(EXERCISE) Copy out all the entries exactly.
## Begin INPUT ROWS
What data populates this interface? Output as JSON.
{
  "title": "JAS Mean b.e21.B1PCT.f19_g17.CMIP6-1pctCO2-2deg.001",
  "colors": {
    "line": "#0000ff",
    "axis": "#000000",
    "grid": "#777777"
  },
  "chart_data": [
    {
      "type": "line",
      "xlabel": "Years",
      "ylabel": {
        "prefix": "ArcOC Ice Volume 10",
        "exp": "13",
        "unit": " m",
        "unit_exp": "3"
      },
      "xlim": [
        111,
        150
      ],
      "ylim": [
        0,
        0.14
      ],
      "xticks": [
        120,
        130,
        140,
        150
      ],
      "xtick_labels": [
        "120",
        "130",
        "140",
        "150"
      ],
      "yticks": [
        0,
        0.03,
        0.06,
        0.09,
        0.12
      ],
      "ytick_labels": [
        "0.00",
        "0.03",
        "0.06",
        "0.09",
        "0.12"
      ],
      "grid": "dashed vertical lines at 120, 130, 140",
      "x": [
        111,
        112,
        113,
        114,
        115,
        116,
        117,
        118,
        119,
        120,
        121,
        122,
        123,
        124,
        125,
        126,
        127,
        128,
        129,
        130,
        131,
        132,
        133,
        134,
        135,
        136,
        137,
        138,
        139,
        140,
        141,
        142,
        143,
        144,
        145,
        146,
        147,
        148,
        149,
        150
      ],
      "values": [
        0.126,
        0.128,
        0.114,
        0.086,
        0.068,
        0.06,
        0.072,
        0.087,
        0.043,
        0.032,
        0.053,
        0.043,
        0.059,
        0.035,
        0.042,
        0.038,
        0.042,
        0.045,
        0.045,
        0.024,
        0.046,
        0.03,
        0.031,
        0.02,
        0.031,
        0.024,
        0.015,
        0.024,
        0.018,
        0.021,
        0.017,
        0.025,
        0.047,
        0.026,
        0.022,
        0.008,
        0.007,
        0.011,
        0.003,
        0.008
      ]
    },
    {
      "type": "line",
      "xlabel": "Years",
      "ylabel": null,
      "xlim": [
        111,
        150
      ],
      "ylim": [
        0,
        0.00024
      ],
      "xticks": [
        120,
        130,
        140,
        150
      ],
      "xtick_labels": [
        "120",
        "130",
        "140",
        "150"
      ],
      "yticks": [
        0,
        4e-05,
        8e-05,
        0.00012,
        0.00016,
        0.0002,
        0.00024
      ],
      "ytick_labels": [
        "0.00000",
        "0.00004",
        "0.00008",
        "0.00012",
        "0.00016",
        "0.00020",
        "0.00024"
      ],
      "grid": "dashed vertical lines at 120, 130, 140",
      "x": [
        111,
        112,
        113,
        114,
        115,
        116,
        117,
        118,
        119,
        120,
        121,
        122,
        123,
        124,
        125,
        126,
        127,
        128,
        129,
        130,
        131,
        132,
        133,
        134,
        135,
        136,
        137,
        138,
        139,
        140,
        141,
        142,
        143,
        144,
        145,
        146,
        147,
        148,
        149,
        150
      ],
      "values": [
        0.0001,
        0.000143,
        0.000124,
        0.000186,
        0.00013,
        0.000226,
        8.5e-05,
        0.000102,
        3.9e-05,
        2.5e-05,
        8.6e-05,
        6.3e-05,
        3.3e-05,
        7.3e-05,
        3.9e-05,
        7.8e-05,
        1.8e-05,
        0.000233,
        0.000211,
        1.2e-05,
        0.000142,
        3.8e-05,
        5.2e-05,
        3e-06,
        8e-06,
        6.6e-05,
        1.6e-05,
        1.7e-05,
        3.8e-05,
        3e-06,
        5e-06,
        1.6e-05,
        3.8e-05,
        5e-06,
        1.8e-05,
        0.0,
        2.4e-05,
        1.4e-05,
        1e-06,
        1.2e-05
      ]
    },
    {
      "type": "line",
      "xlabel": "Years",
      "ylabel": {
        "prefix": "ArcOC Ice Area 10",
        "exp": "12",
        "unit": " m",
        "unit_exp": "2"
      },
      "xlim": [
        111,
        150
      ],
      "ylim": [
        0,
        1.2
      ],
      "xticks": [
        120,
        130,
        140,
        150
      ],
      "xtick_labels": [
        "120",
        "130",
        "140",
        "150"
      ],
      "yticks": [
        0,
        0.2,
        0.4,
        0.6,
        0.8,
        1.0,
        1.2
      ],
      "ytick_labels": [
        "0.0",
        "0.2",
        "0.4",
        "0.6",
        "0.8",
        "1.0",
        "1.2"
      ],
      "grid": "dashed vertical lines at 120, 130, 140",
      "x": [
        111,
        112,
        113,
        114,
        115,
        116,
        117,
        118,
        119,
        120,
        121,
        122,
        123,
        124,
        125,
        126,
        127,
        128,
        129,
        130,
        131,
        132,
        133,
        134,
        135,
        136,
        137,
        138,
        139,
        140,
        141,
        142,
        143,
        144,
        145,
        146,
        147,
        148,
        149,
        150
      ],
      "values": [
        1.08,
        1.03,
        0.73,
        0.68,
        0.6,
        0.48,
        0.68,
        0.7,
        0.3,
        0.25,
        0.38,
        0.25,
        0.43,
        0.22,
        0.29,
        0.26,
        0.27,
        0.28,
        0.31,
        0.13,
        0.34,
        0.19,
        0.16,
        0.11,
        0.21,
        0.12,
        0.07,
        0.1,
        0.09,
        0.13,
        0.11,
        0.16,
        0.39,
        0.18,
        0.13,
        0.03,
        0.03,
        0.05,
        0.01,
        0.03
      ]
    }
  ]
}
## End INPUT ROWS
(OUTPUT OF THE EXERCISE)
What data populates this interface? Output as JSON.
{
  "title": "JAS Mean b.e21.B1PCT.f19_g17.CMIP6-1pctCO2-2deg.001",
  "colors": {
    "line": "#0000ff",
    "axis": "#000000",
    "grid": "#777777"
  },
  "chart_data": [
    {
      "type": "line",
      "xlabel": "Years",
      "ylabel": {
        "prefix": "ArcOC Ice Volume 10",
        "exp": "13",
        "unit": " m",
        "unit_exp": "3"
      },
      "xlim": [
        111,
        150
      ],
      "ylim": [
        0,
        0.14
      ],
      "xticks": [
        120,
        130,
        140,
        150
      ],
      "xtick_labels": [
        "120",
        "130",
        "140",
        "150"
      ],
      "yticks": [
        0,
        0.03,
        0.06,
        0.09,
        0.12
      ],
      "ytick_labels": [
        "0.00",
        "0.03",
        "0.06",
        "0.09",
        "0.12"
      ],
      "grid": "dashed vertical lines at 120, 130, 140",
      "x": [
        111,
        112,
        113,
        114,
        115,
        116,
        117,
        118,
        119,
        120,
        121,
        122,
        123,
        124,
        125,
        126,
        127,
        128,
        129,
        130,
        131,
        132,
        133,
        134,
        135,
        136,
        137,
        138,
        139,
        140,
        141,
        142,
        143,
        144,
        145,
        146,
        147,
        148,
        149,
        150
      ],
      "values": [
        0.126,
        0.128,
        0.114,
        0.086,
        0.068,
        0.06,
        0.072,
        0.087,
        0.043,
        0.032,
        0.053,
        0.043,
        0.059,
        0.035,
        0.042,
        0.038,
        0.042,
        0.045,
        0.045,
        0.024,
        0.046,
        0.03,
        0.031,
        0.02,
        0.031,
        0.024,
        0.015,
        0.024,
        0.018,
        0.021,
        0.017,
        0.025,
        0.047,
        0.026,
        0.022,
        0.008,
        0.007,
        0.011,
        0.003,
        0.008
      ]
    },
    {
      "type": "line",
      "xlabel": "Years",
      "ylabel": null,
      "xlim": [
        111,
        150
      ],
      "ylim": [
        0,
        0.00024
      ],
      "xticks": [
        120,
        130,
        140,
        150
      ],
      "xtick_labels": [
        "120",
        "130",
        "140",
        "150"
      ],
      "yticks": [
        0,
        4e-05,
        8e-05,
        0.00012,
        0.00016,
        0.0002,
        0.00024
      ],
      "ytick_labels": [
        "0.00000",
        "0.00004",
        "0.00008",
        "0.00012",
        "0.00016",
        "0.00020",
        "0.00024"
      ],
      "grid": "dashed vertical lines at 120, 130, 140",
      "x": [
        111,
        112,
        113,
        114,
        115,
        116,
        117,
        118,
        119,
        120,
        121,
        122,
        123,
        124,
        125,
        126,
        127,
        128,
        129,
        130,
        131,
        132,
        133,
        134,
        135,
        136,
        137,
        138,
        139,
        140,
        141,
        142,
        143,
        144,
        145,
        146,
        147,
        148,
        149,
        150
      ],
      "values": [
        0.0001,
        0.000143,
        0.000124,
        0.000186,
        0.00013,
        0.000226,
        8.5e-05,
        0.000102,
        3.9e-05,
        2.5e-05,
        8.6e-05,
        6.3e-05,
        3.3e-05,
        7.3e-05,
        3.9e-05,
        7.8e-05,
        1.8e-05,
        0.000233,
        0.000211,
        1.2e-05,
        0.000142,
        3.8e-05,
        5.2e-05,
        3e-06,
        8e-06,
        6.6e-05,
        1.6e-05,
        1.7e-05,
        3.8e-05,
        3e-06,
        5e-06,
        1.6e-05,
        3.8e-05,
        5e-06,
        1.8e-05,
        0.0,
        2.4e-05,
        1.4e-05,
        1e-06,
        1.2e-05
      ]
    },
    {
      "type": "line",
      "xlabel": "Years",
      "ylabel": {
        "prefix": "ArcOC Ice Area 10",
        "exp": "12",
        "unit": " m",
        "unit_exp": "2"
      },
      "xlim": [
        111,
        150
      ],
      "ylim": [
        0,
        1.2
      ],
      "xticks": [
        120,
        130,
        140,
        150
      ],
      "xtick_labels": [
        "120",
        "130",
        "140",
        "150"
      ],
      "yticks": [
        0,
        0.2,
        0.4,
        0.6,
        0.8,
        1.0,
        1.2
      ],
      "ytick_labels": [
        "0.0",
        "0.2",
        "0.4",
        "0.6",
        "0.8",
        "1.0",
        "1.2"
      ],
      "grid": "dashed vertical lines at 120, 130, 140",
      "x": [
        111,
        112,
        113,
        114,
        115,
        116,
        117,
        118,
        119,
        120,
        121,
        122,
        123,
        124,
        125,
        126,
        127,
        128,
        129,
        130,
        131,
        132,
        133,
        134,
        135,
        136,
        137,
        138,
        139,
        140,
        141,
        142,
        143,
        144,
        145,
        146,
        147,
        148,
        149,
        150
      ],
      "values": [
        1.08,
        1.03,
        0.73,
        0.68,
        0.6,
        0.48,
        0.68,
        0.7,
        0.3,
        0.25,
        0.38,
        0.25,
        0.43,
        0.22,
        0.29,
        0.26,
        0.27,
        0.28,
        0.31,
        0.13,
        0.34,
        0.19,
        0.16,
        0.11,
        0.21,
        0.12,
        0.07,
        0.1,
        0.09,
        0.13,
        0.11,
        0.16,
        0.39,
        0.18,
        0.13,
        0.03,
        0.03,
        0.05,
        0.01,
        0.03
      ]
    }
  ]
}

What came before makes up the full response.